BEGIN Material to process

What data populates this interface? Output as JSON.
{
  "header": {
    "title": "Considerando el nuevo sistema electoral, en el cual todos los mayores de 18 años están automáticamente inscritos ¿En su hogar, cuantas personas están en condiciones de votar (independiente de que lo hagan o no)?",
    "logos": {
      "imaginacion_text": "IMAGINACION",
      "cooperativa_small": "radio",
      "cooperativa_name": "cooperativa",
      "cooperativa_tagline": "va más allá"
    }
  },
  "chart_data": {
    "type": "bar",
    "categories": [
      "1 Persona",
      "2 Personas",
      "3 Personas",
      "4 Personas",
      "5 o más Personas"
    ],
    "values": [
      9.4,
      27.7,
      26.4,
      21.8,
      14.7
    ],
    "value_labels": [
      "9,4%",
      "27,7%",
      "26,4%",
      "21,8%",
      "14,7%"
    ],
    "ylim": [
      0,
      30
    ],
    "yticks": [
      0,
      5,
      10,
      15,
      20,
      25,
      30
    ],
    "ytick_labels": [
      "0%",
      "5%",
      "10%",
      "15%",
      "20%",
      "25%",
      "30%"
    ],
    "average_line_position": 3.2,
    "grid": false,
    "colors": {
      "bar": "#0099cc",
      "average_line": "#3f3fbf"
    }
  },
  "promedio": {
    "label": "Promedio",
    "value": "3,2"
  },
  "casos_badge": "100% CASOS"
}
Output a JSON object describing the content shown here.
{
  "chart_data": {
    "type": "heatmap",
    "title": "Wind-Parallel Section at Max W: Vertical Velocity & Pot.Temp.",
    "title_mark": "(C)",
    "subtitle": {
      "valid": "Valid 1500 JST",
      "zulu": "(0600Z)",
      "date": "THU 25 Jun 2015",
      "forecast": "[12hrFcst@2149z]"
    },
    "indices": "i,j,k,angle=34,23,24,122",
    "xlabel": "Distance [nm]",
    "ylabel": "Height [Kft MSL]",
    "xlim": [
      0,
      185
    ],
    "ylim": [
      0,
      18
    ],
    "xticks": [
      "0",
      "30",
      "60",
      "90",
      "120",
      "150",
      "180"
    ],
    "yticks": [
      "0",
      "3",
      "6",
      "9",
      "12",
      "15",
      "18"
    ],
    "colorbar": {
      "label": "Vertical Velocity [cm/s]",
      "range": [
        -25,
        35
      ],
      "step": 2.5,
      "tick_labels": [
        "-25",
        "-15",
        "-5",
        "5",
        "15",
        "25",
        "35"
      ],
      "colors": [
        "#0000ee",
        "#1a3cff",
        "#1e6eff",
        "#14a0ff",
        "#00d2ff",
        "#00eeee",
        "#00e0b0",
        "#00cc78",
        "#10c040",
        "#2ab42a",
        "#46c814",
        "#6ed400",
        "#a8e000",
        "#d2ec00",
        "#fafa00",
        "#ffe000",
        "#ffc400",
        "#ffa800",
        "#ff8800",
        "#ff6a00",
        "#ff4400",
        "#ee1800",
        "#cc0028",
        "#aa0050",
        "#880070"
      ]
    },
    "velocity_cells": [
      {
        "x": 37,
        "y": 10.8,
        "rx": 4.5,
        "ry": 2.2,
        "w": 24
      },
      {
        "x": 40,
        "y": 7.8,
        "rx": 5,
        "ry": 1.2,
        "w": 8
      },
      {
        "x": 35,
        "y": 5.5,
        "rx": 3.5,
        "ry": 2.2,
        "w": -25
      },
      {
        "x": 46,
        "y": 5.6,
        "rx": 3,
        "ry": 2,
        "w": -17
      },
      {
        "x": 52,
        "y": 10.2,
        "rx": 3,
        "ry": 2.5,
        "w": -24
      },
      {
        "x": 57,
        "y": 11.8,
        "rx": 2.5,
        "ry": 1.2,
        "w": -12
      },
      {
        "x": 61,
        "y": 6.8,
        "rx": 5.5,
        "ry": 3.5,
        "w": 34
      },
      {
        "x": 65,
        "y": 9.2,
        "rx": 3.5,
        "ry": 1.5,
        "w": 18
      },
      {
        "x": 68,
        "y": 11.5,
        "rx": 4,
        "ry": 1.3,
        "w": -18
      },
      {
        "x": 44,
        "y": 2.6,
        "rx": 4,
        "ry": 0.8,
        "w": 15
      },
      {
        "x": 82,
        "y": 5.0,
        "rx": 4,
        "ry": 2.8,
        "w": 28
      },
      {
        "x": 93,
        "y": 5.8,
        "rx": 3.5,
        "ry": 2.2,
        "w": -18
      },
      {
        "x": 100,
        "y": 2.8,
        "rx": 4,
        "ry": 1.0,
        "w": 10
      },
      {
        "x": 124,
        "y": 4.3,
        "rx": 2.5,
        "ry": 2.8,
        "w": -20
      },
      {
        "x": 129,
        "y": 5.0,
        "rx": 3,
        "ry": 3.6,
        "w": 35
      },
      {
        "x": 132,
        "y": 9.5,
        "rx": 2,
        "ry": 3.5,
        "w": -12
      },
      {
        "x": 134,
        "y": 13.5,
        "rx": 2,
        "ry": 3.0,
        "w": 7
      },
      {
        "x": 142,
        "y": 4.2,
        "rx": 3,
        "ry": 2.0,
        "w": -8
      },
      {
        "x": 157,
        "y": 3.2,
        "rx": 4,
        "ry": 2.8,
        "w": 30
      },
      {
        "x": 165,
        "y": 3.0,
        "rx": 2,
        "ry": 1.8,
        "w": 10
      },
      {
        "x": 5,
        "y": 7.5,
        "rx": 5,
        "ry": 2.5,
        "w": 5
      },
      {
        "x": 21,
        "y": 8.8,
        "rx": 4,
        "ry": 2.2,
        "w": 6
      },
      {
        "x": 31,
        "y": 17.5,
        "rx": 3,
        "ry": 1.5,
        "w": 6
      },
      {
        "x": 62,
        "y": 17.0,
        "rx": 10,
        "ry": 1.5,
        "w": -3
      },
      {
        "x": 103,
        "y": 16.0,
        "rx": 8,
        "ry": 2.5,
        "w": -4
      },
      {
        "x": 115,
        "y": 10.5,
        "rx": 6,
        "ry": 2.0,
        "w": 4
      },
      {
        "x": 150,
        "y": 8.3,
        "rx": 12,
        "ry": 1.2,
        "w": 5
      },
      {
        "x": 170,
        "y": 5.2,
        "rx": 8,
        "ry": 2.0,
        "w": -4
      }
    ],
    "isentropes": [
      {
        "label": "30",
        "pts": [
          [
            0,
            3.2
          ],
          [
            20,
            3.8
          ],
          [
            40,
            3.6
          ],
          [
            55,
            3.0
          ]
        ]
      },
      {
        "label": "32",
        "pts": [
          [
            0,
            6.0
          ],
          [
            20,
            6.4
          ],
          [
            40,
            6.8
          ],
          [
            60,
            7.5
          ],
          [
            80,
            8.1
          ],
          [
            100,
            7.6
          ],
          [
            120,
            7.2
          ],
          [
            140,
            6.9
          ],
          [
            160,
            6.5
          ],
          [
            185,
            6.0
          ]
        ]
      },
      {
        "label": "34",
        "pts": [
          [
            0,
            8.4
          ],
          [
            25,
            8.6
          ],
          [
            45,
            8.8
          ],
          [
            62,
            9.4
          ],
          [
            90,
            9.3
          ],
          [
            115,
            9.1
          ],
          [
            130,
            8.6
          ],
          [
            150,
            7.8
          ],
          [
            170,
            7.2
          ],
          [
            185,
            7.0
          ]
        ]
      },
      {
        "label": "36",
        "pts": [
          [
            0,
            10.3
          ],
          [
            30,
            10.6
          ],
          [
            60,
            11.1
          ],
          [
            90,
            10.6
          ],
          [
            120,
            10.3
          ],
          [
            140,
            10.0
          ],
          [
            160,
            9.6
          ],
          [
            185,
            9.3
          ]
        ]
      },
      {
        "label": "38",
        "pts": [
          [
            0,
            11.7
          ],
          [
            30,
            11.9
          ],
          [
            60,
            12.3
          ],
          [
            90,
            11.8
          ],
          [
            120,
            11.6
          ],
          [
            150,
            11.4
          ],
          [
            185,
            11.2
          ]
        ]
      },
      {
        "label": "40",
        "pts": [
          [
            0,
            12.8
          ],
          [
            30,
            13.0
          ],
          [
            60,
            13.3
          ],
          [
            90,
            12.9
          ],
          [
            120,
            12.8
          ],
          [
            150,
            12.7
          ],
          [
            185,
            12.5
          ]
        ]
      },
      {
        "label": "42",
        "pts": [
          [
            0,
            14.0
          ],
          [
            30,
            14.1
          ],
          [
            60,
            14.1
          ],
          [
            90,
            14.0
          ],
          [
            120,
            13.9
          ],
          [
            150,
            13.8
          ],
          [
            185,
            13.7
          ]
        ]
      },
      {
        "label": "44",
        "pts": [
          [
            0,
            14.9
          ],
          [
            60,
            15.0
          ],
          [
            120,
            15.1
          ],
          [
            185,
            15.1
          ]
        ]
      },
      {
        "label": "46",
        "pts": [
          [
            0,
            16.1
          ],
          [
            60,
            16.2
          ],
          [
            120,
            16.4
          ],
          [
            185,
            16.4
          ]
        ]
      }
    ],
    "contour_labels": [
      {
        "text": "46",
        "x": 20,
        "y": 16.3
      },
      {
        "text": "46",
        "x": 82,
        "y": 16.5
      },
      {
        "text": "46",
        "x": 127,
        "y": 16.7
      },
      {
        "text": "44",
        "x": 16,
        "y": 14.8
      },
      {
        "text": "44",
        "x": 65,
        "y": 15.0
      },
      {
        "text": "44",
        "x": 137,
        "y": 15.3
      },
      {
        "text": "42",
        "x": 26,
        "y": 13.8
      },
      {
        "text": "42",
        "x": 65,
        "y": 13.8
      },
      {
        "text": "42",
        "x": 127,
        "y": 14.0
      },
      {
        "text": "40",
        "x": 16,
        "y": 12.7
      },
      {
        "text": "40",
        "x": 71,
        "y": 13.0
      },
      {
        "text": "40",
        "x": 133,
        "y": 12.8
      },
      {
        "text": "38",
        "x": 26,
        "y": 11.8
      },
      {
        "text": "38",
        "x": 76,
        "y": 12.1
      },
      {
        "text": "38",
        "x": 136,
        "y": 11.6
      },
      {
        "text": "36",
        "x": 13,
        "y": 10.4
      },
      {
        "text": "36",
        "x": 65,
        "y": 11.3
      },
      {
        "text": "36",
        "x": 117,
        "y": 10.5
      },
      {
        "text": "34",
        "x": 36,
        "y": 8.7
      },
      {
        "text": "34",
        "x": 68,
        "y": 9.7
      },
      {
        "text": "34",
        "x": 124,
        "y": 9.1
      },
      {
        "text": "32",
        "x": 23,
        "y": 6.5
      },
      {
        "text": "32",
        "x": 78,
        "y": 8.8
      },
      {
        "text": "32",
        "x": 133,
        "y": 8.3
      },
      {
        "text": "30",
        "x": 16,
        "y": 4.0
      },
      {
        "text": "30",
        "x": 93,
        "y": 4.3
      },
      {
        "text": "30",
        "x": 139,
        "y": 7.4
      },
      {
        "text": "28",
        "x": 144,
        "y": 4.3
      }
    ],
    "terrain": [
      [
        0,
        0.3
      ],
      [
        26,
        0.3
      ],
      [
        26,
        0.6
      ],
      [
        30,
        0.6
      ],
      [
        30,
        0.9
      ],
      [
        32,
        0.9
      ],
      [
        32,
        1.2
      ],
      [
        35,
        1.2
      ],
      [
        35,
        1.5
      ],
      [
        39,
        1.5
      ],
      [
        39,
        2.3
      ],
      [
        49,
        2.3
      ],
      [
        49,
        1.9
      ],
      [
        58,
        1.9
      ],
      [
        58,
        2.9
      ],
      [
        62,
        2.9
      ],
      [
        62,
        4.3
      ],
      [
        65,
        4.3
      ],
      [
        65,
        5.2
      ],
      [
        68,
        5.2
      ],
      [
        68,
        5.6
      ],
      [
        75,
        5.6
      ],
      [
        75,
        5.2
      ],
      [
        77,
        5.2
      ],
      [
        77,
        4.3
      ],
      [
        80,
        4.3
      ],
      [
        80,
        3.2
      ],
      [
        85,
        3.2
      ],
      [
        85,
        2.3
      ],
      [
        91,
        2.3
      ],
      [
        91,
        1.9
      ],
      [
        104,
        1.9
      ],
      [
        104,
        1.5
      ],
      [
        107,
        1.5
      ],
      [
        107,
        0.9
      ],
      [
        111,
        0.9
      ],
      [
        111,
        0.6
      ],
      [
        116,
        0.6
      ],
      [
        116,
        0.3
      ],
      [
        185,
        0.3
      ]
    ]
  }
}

END Material to process

§ **Written instruction**
Check each line of the records above for the string "Vertical", and report every line that has it.

§ **Solution for this problem**
    "title": "Wind-Parallel Section at Max W: Vertical Velocity & Pot.Temp.",
      "label": "Vertical Velocity [cm/s]",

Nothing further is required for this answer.